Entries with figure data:
□ □ □ □ □ □ □
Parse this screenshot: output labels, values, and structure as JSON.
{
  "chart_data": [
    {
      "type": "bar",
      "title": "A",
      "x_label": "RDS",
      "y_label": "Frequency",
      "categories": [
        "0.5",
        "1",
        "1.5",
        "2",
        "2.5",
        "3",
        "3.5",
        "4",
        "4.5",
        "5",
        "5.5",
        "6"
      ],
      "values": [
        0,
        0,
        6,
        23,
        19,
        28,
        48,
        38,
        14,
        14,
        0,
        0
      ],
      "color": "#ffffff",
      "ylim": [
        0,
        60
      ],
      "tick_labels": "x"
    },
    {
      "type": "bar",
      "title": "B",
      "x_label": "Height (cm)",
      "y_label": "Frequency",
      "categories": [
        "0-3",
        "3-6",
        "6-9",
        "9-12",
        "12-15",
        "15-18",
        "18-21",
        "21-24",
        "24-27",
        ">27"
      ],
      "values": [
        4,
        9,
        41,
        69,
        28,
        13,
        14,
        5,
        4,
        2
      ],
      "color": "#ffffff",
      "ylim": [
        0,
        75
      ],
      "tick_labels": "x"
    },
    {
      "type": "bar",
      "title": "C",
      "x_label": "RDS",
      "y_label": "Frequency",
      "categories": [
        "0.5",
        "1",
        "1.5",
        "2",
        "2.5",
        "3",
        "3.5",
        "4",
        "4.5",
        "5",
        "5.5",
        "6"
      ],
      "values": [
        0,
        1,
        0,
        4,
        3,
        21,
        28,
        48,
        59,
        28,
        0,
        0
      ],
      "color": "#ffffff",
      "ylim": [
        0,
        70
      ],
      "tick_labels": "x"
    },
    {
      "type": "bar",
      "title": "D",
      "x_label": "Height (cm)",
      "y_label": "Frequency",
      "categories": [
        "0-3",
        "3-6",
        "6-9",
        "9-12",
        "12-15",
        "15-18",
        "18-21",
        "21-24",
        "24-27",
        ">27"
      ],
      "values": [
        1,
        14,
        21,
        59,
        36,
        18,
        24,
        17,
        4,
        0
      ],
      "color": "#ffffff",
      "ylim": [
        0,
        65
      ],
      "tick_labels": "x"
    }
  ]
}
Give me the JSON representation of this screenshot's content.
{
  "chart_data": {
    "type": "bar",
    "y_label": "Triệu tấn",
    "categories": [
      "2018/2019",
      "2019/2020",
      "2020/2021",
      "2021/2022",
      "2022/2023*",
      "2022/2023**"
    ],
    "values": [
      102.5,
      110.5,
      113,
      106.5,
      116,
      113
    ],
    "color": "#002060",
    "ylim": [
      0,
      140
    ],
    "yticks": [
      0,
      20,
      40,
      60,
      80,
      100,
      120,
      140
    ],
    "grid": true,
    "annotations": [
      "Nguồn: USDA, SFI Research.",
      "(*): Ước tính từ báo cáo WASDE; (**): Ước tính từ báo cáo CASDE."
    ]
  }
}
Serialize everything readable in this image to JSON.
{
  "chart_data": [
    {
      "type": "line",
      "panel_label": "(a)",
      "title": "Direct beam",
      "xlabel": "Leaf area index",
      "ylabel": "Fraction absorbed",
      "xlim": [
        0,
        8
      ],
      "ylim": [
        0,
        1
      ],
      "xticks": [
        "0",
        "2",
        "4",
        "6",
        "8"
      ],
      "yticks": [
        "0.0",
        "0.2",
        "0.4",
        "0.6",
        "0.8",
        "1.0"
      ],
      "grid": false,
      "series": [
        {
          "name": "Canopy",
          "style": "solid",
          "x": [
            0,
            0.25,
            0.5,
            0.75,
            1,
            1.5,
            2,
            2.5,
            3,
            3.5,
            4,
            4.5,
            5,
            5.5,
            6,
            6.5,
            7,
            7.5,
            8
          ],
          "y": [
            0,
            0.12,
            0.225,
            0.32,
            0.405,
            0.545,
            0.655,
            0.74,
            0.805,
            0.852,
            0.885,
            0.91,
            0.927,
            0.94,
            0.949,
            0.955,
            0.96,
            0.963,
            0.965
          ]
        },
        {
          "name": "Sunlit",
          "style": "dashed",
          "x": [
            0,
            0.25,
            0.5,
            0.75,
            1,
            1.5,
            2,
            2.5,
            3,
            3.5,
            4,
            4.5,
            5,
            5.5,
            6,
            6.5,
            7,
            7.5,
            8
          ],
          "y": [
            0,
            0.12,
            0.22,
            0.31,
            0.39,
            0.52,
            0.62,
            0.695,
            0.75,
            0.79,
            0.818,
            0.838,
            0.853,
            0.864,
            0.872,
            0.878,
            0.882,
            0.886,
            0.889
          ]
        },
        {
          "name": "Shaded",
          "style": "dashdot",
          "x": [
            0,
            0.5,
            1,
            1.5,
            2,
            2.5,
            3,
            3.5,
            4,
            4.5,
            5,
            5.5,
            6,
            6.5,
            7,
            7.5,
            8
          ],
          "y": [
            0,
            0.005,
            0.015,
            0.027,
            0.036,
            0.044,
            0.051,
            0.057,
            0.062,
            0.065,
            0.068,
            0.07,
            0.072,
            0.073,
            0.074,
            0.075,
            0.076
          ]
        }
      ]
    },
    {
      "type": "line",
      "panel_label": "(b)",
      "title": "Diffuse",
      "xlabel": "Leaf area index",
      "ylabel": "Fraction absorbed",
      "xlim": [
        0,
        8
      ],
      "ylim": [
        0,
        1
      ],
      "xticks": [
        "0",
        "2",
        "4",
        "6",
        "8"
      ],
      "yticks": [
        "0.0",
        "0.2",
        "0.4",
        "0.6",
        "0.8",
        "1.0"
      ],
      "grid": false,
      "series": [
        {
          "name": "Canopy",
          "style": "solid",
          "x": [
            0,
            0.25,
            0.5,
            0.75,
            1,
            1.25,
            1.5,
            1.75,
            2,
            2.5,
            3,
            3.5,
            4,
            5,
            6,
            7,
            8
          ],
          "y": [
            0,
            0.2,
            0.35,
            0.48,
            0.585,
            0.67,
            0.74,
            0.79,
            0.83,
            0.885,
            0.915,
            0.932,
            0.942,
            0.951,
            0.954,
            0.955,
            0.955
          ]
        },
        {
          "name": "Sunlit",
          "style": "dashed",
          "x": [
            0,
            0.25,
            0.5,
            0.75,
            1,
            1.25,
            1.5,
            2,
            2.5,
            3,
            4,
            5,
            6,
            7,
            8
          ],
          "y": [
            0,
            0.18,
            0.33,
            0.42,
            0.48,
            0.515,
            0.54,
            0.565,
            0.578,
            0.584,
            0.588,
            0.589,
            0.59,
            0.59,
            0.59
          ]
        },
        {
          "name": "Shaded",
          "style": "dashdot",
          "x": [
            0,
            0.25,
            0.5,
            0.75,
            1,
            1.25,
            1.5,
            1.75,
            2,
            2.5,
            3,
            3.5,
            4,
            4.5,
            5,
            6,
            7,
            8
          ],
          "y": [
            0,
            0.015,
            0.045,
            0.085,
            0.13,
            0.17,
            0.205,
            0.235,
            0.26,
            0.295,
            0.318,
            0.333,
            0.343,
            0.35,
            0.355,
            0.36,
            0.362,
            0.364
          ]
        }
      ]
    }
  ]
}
□ □ □ □ □ □ □
* BRIEF: Transcribe every entry word for word.

* EXERCISE RESULT:
Parse this screenshot: output labels, values, and structure as JSON.
{
  "chart_data": [
    {
      "type": "bar",
      "title": "A",
      "x_label": "RDS",
      "y_label": "Frequency",
      "categories": [
        "0.5",
        "1",
        "1.5",
        "2",
        "2.5",
        "3",
        "3.5",
        "4",
        "4.5",
        "5",
        "5.5",
        "6"
      ],
      "values": [
        0,
        0,
        6,
        23,
        19,
        28,
        48,
        38,
        14,
        14,
        0,
        0
      ],
      "color": "#ffffff",
      "ylim": [
        0,
        60
      ],
      "tick_labels": "x"
    },
    {
      "type": "bar",
      "title": "B",
      "x_label": "Height (cm)",
      "y_label": "Frequency",
      "categories": [
        "0-3",
        "3-6",
        "6-9",
        "9-12",
        "12-15",
        "15-18",
        "18-21",
        "21-24",
        "24-27",
        ">27"
      ],
      "values": [
        4,
        9,
        41,
        69,
        28,
        13,
        14,
        5,
        4,
        2
      ],
      "color": "#ffffff",
      "ylim": [
        0,
        75
      ],
      "tick_labels": "x"
    },
    {
      "type": "bar",
      "title": "C",
      "x_label": "RDS",
      "y_label": "Frequency",
      "categories": [
        "0.5",
        "1",
        "1.5",
        "2",
        "2.5",
        "3",
        "3.5",
        "4",
        "4.5",
        "5",
        "5.5",
        "6"
      ],
      "values": [
        0,
        1,
        0,
        4,
        3,
        21,
        28,
        48,
        59,
        28,
        0,
        0
      ],
      "color": "#ffffff",
      "ylim": [
        0,
        70
      ],
      "tick_labels": "x"
    },
    {
      "type": "bar",
      "title": "D",
      "x_label": "Height (cm)",
      "y_label": "Frequency",
      "categories": [
        "0-3",
        "3-6",
        "6-9",
        "9-12",
        "12-15",
        "15-18",
        "18-21",
        "21-24",
        "24-27",
        ">27"
      ],
      "values": [
        1,
        14,
        21,
        59,
        36,
        18,
        24,
        17,
        4,
        0
      ],
      "color": "#ffffff",
      "ylim": [
        0,
        65
      ],
      "tick_labels": "x"
    }
  ]
}
Give me the JSON representation of this screenshot's content.
{
  "chart_data": {
    "type": "bar",
    "y_label": "Triệu tấn",
    "categories": [
      "2018/2019",
      "2019/2020",
      "2020/2021",
      "2021/2022",
      "2022/2023*",
      "2022/2023**"
    ],
    "values": [
      102.5,
      110.5,
      113,
      106.5,
      116,
      113
    ],
    "color": "#002060",
    "ylim": [
      0,
      140
    ],
    "yticks": [
      0,
      20,
      40,
      60,
      80,
      100,
      120,
      140
    ],
    "grid": true,
    "annotations": [
      "Nguồn: USDA, SFI Research.",
      "(*): Ước tính từ báo cáo WASDE; (**): Ước tính từ báo cáo CASDE."
    ]
  }
}
Serialize everything readable in this image to JSON.
{
  "chart_data": [
    {
      "type": "line",
      "panel_label": "(a)",
      "title": "Direct beam",
      "xlabel": "Leaf area index",
      "ylabel": "Fraction absorbed",
      "xlim": [
        0,
        8
      ],
      "ylim": [
        0,
        1
      ],
      "xticks": [
        "0",
        "2",
        "4",
        "6",
        "8"
      ],
      "yticks": [
        "0.0",
        "0.2",
        "0.4",
        "0.6",
        "0.8",
        "1.0"
      ],
      "grid": false,
      "series": [
        {
          "name": "Canopy",
          "style": "solid",
          "x": [
            0,
            0.25,
            0.5,
            0.75,
            1,
            1.5,
            2,
            2.5,
            3,
            3.5,
            4,
            4.5,
            5,
            5.5,
            6,
            6.5,
            7,
            7.5,
            8
          ],
          "y": [
            0,
            0.12,
            0.225,
            0.32,
            0.405,
            0.545,
            0.655,
            0.74,
            0.805,
            0.852,
            0.885,
            0.91,
            0.927,
            0.94,
            0.949,
            0.955,
            0.96,
            0.963,
            0.965
          ]
        },
        {
          "name": "Sunlit",
          "style": "dashed",
          "x": [
            0,
            0.25,
            0.5,
            0.75,
            1,
            1.5,
            2,
            2.5,
            3,
            3.5,
            4,
            4.5,
            5,
            5.5,
            6,
            6.5,
            7,
            7.5,
            8
          ],
          "y": [
            0,
            0.12,
            0.22,
            0.31,
            0.39,
            0.52,
            0.62,
            0.695,
            0.75,
            0.79,
            0.818,
            0.838,
            0.853,
            0.864,
            0.872,
            0.878,
            0.882,
            0.886,
            0.889
          ]
        },
        {
          "name": "Shaded",
          "style": "dashdot",
          "x": [
            0,
            0.5,
            1,
            1.5,
            2,
            2.5,
            3,
            3.5,
            4,
            4.5,
            5,
            5.5,
            6,
            6.5,
            7,
            7.5,
            8
          ],
          "y": [
            0,
            0.005,
            0.015,
            0.027,
            0.036,
            0.044,
            0.051,
            0.057,
            0.062,
            0.065,
            0.068,
            0.07,
            0.072,
            0.073,
            0.074,
            0.075,
            0.076
          ]
        }
      ]
    },
    {
      "type": "line",
      "panel_label": "(b)",
      "title": "Diffuse",
      "xlabel": "Leaf area index",
      "ylabel": "Fraction absorbed",
      "xlim": [
        0,
        8
      ],
      "ylim": [
        0,
        1
      ],
      "xticks": [
        "0",
        "2",
        "4",
        "6",
        "8"
      ],
      "yticks": [
        "0.0",
        "0.2",
        "0.4",
        "0.6",
        "0.8",
        "1.0"
      ],
      "grid": false,
      "series": [
        {
          "name": "Canopy",
          "style": "solid",
          "x": [
            0,
            0.25,
            0.5,
            0.75,
            1,
            1.25,
            1.5,
            1.75,
            2,
            2.5,
            3,
            3.5,
            4,
            5,
            6,
            7,
            8
          ],
          "y": [
            0,
            0.2,
            0.35,
            0.48,
            0.585,
            0.67,
            0.74,
            0.79,
            0.83,
            0.885,
            0.915,
            0.932,
            0.942,
            0.951,
            0.954,
            0.955,
            0.955
          ]
        },
        {
          "name": "Sunlit",
          "style": "dashed",
          "x": [
            0,
            0.25,
            0.5,
            0.75,
            1,
            1.25,
            1.5,
            2,
            2.5,
            3,
            4,
            5,
            6,
            7,
            8
          ],
          "y": [
            0,
            0.18,
            0.33,
            0.42,
            0.48,
            0.515,
            0.54,
            0.565,
            0.578,
            0.584,
            0.588,
            0.589,
            0.59,
            0.59,
            0.59
          ]
        },
        {
          "name": "Shaded",
          "style": "dashdot",
          "x": [
            0,
            0.25,
            0.5,
            0.75,
            1,
            1.25,
            1.5,
            1.75,
            2,
            2.5,
            3,
            3.5,
            4,
            4.5,
            5,
            6,
            7,
            8
          ],
          "y": [
            0,
            0.015,
            0.045,
            0.085,
            0.13,
            0.17,
            0.205,
            0.235,
            0.26,
            0.295,
            0.318,
            0.333,
            0.343,
            0.35,
            0.355,
            0.36,
            0.362,
            0.364
          ]
        }
      ]
    }
  ]
}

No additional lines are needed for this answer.